Bounding box labels
------
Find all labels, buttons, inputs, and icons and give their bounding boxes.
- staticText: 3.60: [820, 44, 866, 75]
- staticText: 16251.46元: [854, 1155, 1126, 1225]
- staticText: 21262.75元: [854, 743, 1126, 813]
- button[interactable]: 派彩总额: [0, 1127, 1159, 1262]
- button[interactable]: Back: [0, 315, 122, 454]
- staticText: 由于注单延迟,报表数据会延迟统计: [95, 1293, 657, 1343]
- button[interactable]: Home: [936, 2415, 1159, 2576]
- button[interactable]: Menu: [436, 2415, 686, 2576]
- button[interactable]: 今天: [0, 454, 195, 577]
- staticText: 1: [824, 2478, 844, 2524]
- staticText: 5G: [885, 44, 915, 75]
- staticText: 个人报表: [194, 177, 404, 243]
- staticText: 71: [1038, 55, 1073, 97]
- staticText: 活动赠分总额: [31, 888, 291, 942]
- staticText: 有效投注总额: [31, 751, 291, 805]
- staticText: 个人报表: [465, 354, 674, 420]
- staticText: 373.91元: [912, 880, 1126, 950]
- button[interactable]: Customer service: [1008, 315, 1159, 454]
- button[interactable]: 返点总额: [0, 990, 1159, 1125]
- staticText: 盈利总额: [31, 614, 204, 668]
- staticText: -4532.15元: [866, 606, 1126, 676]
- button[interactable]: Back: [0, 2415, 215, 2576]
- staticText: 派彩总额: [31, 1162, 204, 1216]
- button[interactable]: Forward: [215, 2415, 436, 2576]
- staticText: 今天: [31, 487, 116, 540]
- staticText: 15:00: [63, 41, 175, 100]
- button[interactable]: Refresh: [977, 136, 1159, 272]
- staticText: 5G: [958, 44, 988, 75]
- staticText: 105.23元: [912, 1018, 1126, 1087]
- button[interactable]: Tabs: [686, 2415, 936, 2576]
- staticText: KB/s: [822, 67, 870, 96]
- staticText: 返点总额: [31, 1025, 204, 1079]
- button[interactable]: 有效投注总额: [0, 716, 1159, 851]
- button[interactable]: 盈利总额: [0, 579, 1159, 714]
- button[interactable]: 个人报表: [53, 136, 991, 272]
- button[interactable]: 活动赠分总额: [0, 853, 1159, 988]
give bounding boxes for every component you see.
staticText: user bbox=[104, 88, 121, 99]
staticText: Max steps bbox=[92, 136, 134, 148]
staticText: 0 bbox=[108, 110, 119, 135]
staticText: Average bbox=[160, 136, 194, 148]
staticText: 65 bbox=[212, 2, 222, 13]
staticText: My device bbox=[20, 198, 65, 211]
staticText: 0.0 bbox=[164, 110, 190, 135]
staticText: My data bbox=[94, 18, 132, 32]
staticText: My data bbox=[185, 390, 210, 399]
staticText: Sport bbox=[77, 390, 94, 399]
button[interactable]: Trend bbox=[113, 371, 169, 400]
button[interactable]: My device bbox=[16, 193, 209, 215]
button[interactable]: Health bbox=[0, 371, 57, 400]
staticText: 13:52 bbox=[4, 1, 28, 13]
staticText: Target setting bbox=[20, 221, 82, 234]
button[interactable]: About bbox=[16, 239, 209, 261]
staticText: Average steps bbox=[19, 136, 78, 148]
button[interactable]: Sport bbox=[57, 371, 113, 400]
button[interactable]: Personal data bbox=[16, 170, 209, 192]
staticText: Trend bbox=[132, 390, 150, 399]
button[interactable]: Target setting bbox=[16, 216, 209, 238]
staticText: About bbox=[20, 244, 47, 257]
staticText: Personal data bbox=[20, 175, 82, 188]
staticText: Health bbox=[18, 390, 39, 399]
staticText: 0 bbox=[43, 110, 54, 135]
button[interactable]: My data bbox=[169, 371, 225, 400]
------
• [Stated task]:
Rewrite the items from their start through the line containing "- button[interactable]: 派彩总额: [0, 1127, 1159, 1262]", changing "staticText" to "text" and leaving everything else as it is.

• [Result of the exercise]:
Find all labels, buttons, inputs, and icons and give their bounding boxes.
- text: 3.60: [820, 44, 866, 75]
- text: 16251.46元: [854, 1155, 1126, 1225]
- text: 21262.75元: [854, 743, 1126, 813]
- button[interactable]: 派彩总额: [0, 1127, 1159, 1262]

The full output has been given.